____ Trecho do documento

À medida que a escuridão aumentava e a cruz era abandonada por todos, exceto por Maria e os amigos mais queridos do Salvador, Dimas levantou a cabeça para Jesus, e com humilde esperança, disse-lhe: "Senhor, lembra-te de mim quando vieres ao teu reino!" Jesus respondeu: "Em verdade te digo: Hoje estarás comigo no Paraíso".
A Mãe de Jesus, Maria Madalena, Maria da Cleófas e João, estavam perto da cruz do Salvador, olhando para Ele, Maria pedia interiormente a Jesus que a deixasse morrer com Ele. O Salvador olhou para ela com ternura inefável, e voltando os olhos para João, disse a Maria: "Mulher, este é o teu filho". Depois disse a João: "Esta é a tua mãe". João beijou respeitosamente o pé da cruz do Redentor moribundo, e a Mãe de Jesus, que já era sua mãe. A Virgem Santíssima sentiu-se tão consumida de dor ao ouvir estas últimas disposições do seu Filho, que caiu inconsciente nos braços das santas mulheres, que a levaram a certa distância. Eu não sei se Jesus expressamente disse todas essas palavras; mas eu senti dentro de mim que ele fazia de Maria a mãe de João, e de João o filho de Maria. Em tais visões percebem-se bem as coisas que não estão escritas, e há muito poucas que podem ser expressas claramente com a linguagem humana, embora, ao vê-las, pareçam compreendidas por si mesmas. Assim, não parece estranho que Jesus, dirigindo-se à Virgem, não a chame de Minha Mãe, mas de Mulher, porque aparece como a mulher por excelência, que deve pisar a cabeça da serpente, especialmente neste momento, em que esta promessa é cumprida pela morte de seu Filho. Também se sente que, dando-a por Mãe a João, dá-a por Mãe a todos os que crêem no seu nome e se tornam filhos de Deus, que não nasceram de carne, nem de sangue, nem da vontade do homem, mas de Deus. Compreende-se também que a mais pura, a mais humilde, a mais obediente das mulheres, que tendo dito ao anjo: "Eis a escrava do Senhor, faça-se em mim segundo a tua palavra", tornou-se Mãe do Verbo feito homem; ouvindo seu Filho que deve ser a Mãe espiritual de outro filho, ela repetiu estas mesmas palavras em seu coração com uma humilde obediência, e adotou por seus filhos todos os filhos de Deus, todos os irmãos de Jesus Cristo. É mais fácil sentir tudo isso pela graça de Deus, expressar em palavras, e então me lembro do que meu Pai celestial me disse uma vez: "Tudo está nos filhos da Igreja que acreditam, que esperam e que amam.

________

No trecho acima sobre a crucificação, o que Jesus respondeu quando Dimas pediu para ser lembrado?

____ Trecho dos dados

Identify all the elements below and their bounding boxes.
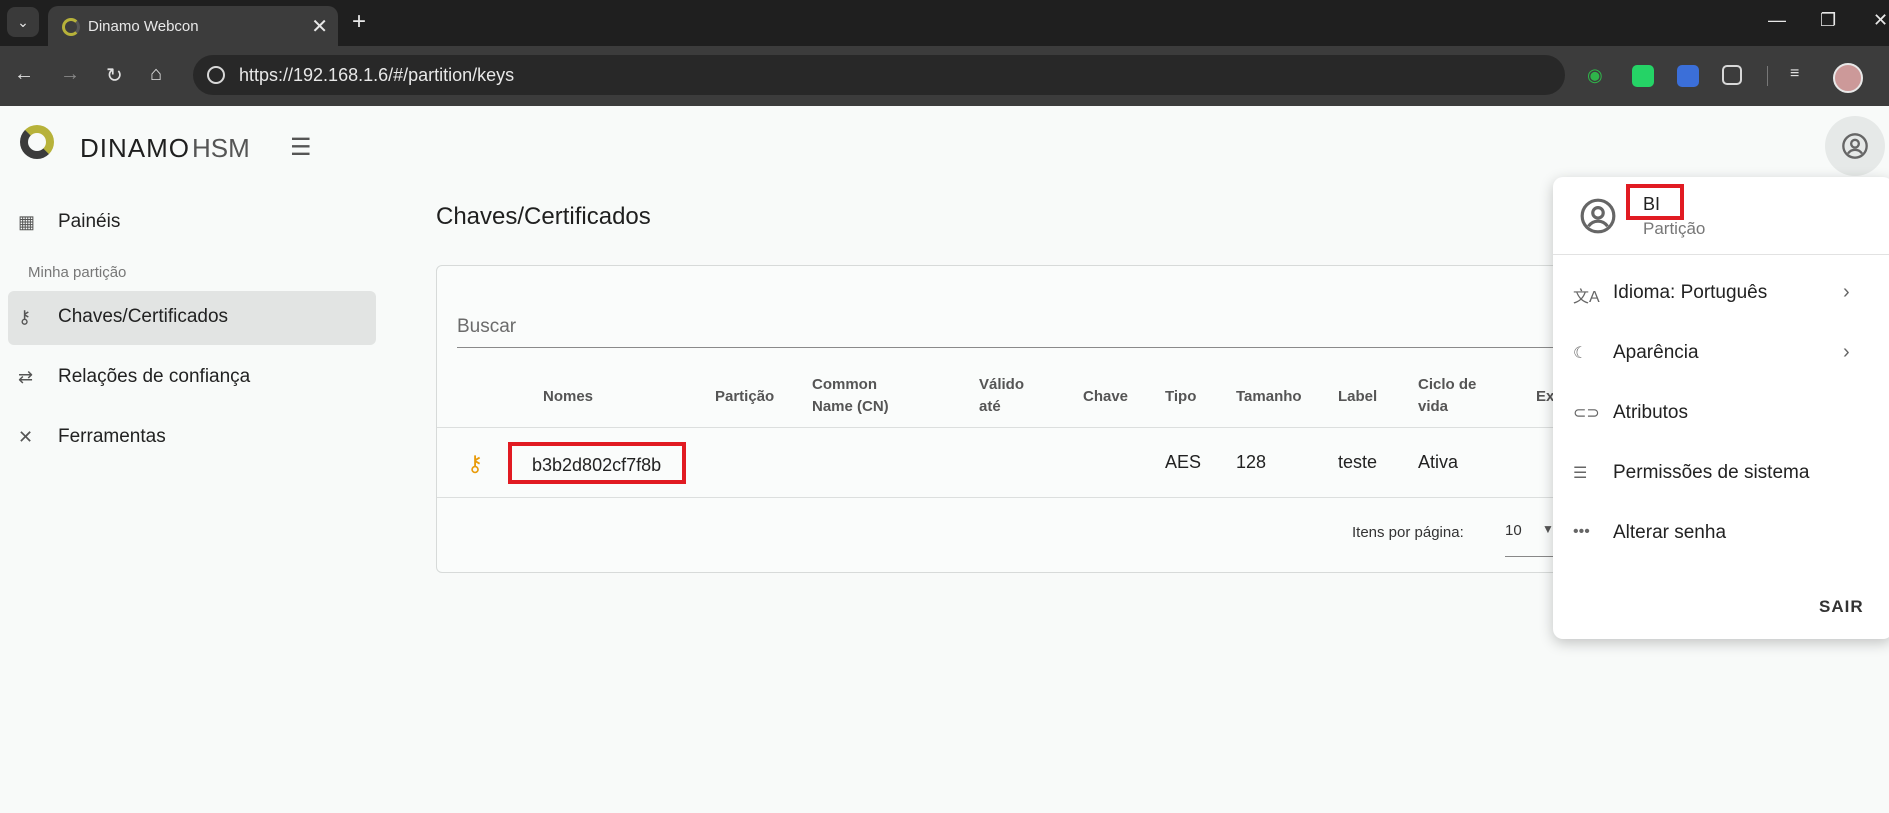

________

▶ Resultado da tarefa
"Em verdade te digo: Hoje estarás comigo no Paraíso."